▸ DATA TO PROCESS:

● ● ● ●

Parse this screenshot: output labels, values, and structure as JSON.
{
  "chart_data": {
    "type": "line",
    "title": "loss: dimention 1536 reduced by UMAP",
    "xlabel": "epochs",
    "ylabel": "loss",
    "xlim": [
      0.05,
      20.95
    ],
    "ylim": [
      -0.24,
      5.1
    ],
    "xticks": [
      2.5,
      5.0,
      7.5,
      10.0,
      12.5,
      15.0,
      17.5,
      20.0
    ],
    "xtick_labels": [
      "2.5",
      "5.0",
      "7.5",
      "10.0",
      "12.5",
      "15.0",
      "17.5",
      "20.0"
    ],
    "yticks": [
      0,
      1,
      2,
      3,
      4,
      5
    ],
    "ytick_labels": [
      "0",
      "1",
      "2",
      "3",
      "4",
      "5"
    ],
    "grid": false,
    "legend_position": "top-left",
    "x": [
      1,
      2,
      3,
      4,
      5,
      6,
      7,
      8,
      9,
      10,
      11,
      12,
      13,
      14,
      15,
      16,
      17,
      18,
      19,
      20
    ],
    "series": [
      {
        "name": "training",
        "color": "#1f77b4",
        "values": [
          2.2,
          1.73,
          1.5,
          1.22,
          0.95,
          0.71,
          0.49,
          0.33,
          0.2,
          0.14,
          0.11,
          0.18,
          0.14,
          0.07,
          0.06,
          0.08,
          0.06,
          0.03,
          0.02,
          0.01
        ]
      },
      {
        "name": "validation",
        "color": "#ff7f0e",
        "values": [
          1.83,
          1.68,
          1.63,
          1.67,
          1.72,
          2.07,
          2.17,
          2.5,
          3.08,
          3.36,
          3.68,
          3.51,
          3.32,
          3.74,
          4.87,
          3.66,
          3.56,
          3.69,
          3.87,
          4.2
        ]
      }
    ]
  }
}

● ● ● ●

▸ REQUIREMENTS:
The records above are to be copied in full, exactly as written.

▸ ANSWER TO THIS PROBLEM:
Parse this screenshot: output labels, values, and structure as JSON.
{
  "chart_data": {
    "type": "line",
    "title": "loss: dimention 1536 reduced by UMAP",
    "xlabel": "epochs",
    "ylabel": "loss",
    "xlim": [
      0.05,
      20.95
    ],
    "ylim": [
      -0.24,
      5.1
    ],
    "xticks": [
      2.5,
      5.0,
      7.5,
      10.0,
      12.5,
      15.0,
      17.5,
      20.0
    ],
    "xtick_labels": [
      "2.5",
      "5.0",
      "7.5",
      "10.0",
      "12.5",
      "15.0",
      "17.5",
      "20.0"
    ],
    "yticks": [
      0,
      1,
      2,
      3,
      4,
      5
    ],
    "ytick_labels": [
      "0",
      "1",
      "2",
      "3",
      "4",
      "5"
    ],
    "grid": false,
    "legend_position": "top-left",
    "x": [
      1,
      2,
      3,
      4,
      5,
      6,
      7,
      8,
      9,
      10,
      11,
      12,
      13,
      14,
      15,
      16,
      17,
      18,
      19,
      20
    ],
    "series": [
      {
        "name": "training",
        "color": "#1f77b4",
        "values": [
          2.2,
          1.73,
          1.5,
          1.22,
          0.95,
          0.71,
          0.49,
          0.33,
          0.2,
          0.14,
          0.11,
          0.18,
          0.14,
          0.07,
          0.06,
          0.08,
          0.06,
          0.03,
          0.02,
          0.01
        ]
      },
      {
        "name": "validation",
        "color": "#ff7f0e",
        "values": [
          1.83,
          1.68,
          1.63,
          1.67,
          1.72,
          2.07,
          2.17,
          2.5,
          3.08,
          3.36,
          3.68,
          3.51,
          3.32,
          3.74,
          4.87,
          3.66,
          3.56,
          3.69,
          3.87,
          4.2
        ]
      }
    ]
  }
}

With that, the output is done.